═════ PASSAGE GIVEN ═════

Q&A: A Practical Path to Real-Time Data Warehousing

Teradata's Stephen Brobst and GoldenGate's Alok Pareek describe an evolutionary path to real-time data warehousing and operational BI. It's an incremental journey that starts with a simple question about business process change.
How do you make "real-time" decisioning a reality? With data volumes growing and batch processing windows getting ever smaller, conventional data integration methods often can't keep up. Stephen Brobst, chief technology officer at Teradata, and Alok Pareek, vice president of technology at GoldenGate Software, make the case for change data capture (CDC) technology, process change and, most importantly, visionary business leadership to take advantage of real-time information.

An IDC survey recently found that more than 70 percent of respondents say they expect to use real-time data in their BI environments within the next 12 months, yet only 30 percent say they are doing so today. How do you explain that gap?

Stephen Brobst Stephen Brobst
Stephen Brobst: It really depends on the industry. Big retail in North America is already there, but in other industries there's less competition and less motivation to be innovative. Adoption is very much based on where there's competition. There are also plenty of companies that are moving toward using real-time information, but the hard part isn't the technology so much as the business process change.

Alok Pareek Alok Pareek
Alok Pareek: In addition to competitive pressures, the volumes of data that companies are now dealing with are forcing them to rethink traditional batch processing. Many systems have been running in nightly batch processing mode for decades, but companies are now facing pressure to reduce data latency. The trouble is that if you try to stick with conventional extraction and feed your warehouse on an intra-day basis, it can have a big [negative] impact on your production systems. If you take a change-data-capture (CDC) approach, on the other hand, and you're doing data acquisition on a continuous basis, you can reduce the overall impact on your systems while reducing data latency.

What kind of "impacts" are you talking about and why is CDC faster?

═════ RECORDED INFORMATION ═════

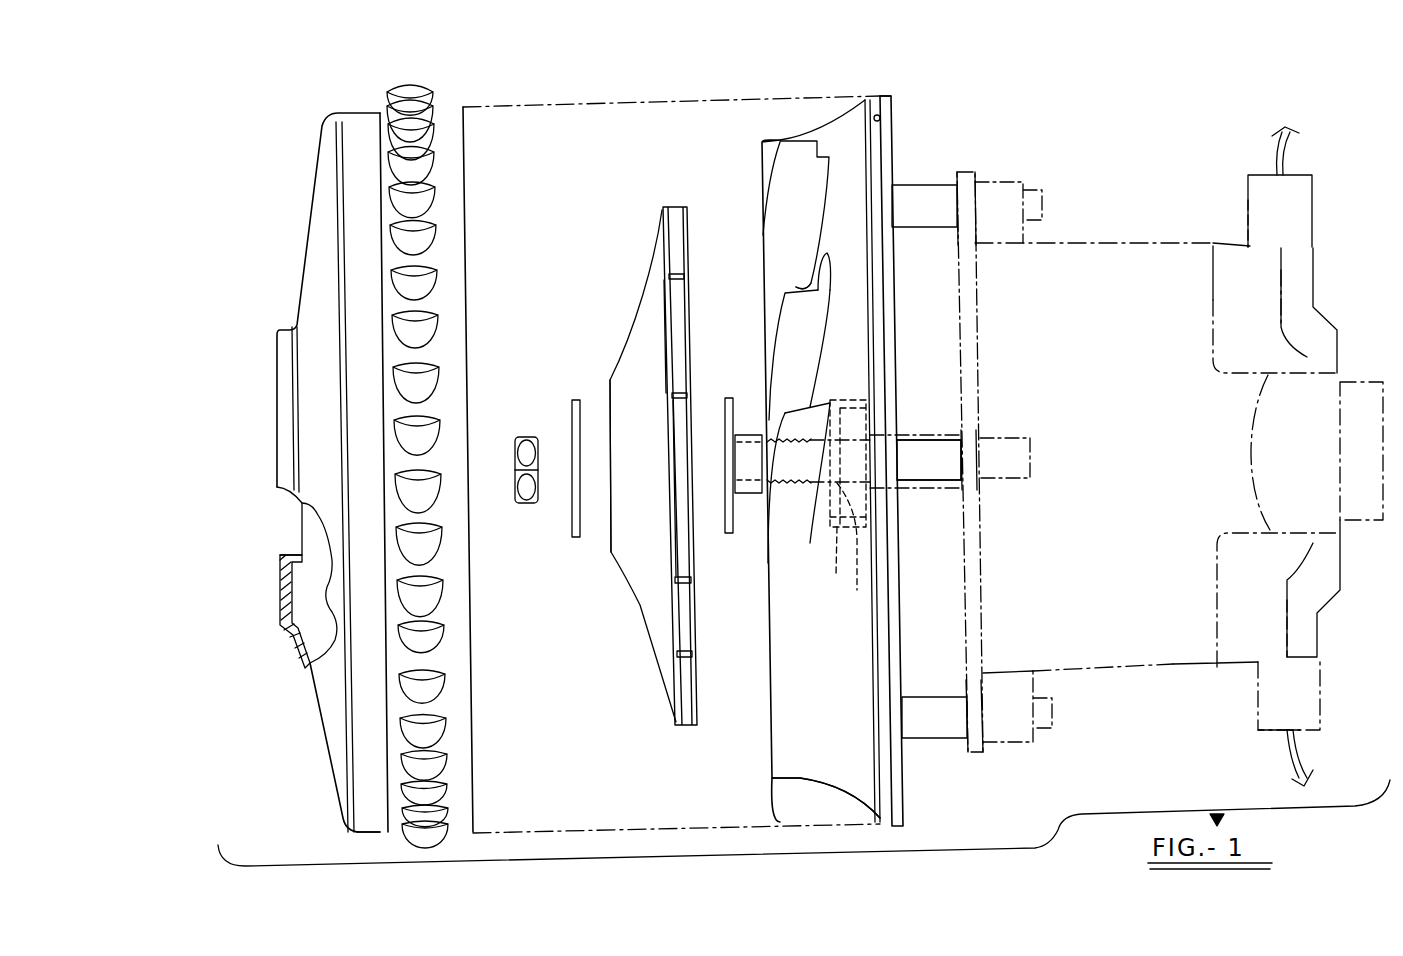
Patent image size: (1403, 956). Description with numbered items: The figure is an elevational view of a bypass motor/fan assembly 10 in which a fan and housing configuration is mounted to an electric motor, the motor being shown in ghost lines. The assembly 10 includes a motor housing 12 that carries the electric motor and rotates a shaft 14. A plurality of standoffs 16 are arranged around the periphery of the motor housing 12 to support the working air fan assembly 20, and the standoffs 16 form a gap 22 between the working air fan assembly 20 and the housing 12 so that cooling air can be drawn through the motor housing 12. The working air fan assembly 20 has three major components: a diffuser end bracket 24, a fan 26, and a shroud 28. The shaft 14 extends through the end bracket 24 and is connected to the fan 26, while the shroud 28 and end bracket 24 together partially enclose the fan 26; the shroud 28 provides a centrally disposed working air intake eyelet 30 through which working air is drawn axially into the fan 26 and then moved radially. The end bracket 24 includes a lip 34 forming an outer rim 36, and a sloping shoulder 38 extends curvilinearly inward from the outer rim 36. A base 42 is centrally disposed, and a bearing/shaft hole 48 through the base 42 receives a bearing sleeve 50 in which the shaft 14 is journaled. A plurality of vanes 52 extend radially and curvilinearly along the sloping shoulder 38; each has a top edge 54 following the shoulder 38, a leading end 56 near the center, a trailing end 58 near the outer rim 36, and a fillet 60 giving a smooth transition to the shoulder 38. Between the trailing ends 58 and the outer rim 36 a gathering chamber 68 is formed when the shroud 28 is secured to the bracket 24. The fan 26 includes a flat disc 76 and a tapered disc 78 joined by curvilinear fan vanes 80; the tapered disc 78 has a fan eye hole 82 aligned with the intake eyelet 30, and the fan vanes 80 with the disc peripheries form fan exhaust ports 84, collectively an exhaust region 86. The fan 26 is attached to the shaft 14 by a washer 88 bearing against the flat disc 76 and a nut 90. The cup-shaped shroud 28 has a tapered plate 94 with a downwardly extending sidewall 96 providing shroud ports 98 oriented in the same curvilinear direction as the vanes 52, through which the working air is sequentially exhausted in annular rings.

═════

REQUIRED ACTIONS:
1. For the interview on real-time data warehousing, state whether each statement below agrees with it. Answer yes or no for each, and quote the deciding words.
(a) Big retail in North America is described as already using real-time information.
(b) Brobst names the technology as the hardest part of moving toward real-time information.
(c) Pareek says that feeding the warehouse intra-day through conventional extraction lessens the load on production systems.
2. Resume the interview on real-time data warehousing after its last sentence.

IN RESPONSE:
1.
(a) Yes: "Big retail in North America is already there"
(b) No: "the hard part isn't the technology so much as the business process change"
(c) No: "it can have a big [negative] impact on your production systems"

2.
Brobst: CDC uses log sniffing to retrieve only the data that has changed, rather than scanning and replacing big fat tables with lots of data. When you look at data stores getting bigger and nightly batch windows getting smaller, the equation for conventional data extracts just isn't working any more, in many cases, because of the impact it has on mission-critical OLTP systems. Batch extracts are resource intensive in terms of CPU and Input/Output cycles, and there is now precious little time to reach in, grab the data and do all that processing. With CDC, you're doing log sniffing much more efficiently to get only the data that has changed. You don't have to scan all the data, so the CPU and I/O impact is much smaller.

You make CDC sound like the magic bullet for moving to real-time information.

Brobst: Well, I wouldn't call it a magic bullet, because the hard part, as I say, is the business process change not the technology. If you were to deliver real-time data to decision-makers in many organizations, they wouldn't know what to do with it. You have to start by asking, "What would you do with the information if you could see it in real time?" You need a visionary who can step out of the box and change the way you use information for decision-making.

If you consider, for example, they use low-latency information to make decisions about key-word-search advertising. In years past, people would buy key words and invest in advertising days, weeks or even months in advance. Overstock now uses real-time data to decide, based on the inventory that they need to move, which key words and sites are performing better on an hour-by-hour basis. That required a radical change in the business processes for the people in charge of spending advertising dollars.

It sounds easy to say "you need to change the business processes," but how do you initiate that kind of change?

Brobst: It's a transition. Conventional data warehousing is all about strategic business intelligence, which usually doesn't require real-time data. When you make the transition to operational decision-making, you're using information to drive what you're doing in the here and now. I've seen cases where organizations failed because they think "real time" is about delivering the same old reports within a dashboard that's continuously updated. I call that "reports that twinkle," and they are not very useful.

Tactical, operational decisions are made by a different set of people, so you've got to drive information to the front lines of the organization. These are people who are scheduling trucks in a break-bulk shipment or making decisions at an airline service counter or gate when there's a misconnected flight. Real-time information changes their job process.

If you look at Continental Airlines, for example, it now provides real-time information to the directors of flight operations at each hub. They are making decisions about late flights, gate swapping, flight holds and individual passenger accommodations with very detailed, up-to-date information. They're trying to accommodate people right now with information that has arrived within the last 15 minutes. That brought a big change for the flight directors who gained access to that information.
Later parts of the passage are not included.